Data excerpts
•••••

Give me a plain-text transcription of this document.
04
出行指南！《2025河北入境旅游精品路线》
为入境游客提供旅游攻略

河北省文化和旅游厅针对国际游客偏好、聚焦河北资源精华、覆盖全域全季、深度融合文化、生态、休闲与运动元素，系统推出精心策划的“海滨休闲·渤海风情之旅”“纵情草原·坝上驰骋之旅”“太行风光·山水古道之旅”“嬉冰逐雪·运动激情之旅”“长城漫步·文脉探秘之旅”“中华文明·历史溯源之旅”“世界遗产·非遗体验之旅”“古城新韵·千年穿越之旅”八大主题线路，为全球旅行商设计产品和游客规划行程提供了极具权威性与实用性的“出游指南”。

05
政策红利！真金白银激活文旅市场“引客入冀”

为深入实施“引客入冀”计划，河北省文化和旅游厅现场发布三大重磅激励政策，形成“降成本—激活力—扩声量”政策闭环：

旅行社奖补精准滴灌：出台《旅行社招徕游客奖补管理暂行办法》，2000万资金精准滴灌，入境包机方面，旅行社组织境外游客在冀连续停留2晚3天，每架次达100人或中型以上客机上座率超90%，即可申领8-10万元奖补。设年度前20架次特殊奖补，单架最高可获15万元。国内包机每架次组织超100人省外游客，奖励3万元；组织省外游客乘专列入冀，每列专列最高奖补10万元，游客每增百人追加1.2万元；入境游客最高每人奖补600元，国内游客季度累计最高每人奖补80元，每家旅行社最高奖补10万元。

•••••

§ PROBLEM: Find how many lines hold the string "引客入冀", and state that number alone.

§ OUTPUT BELOW: 2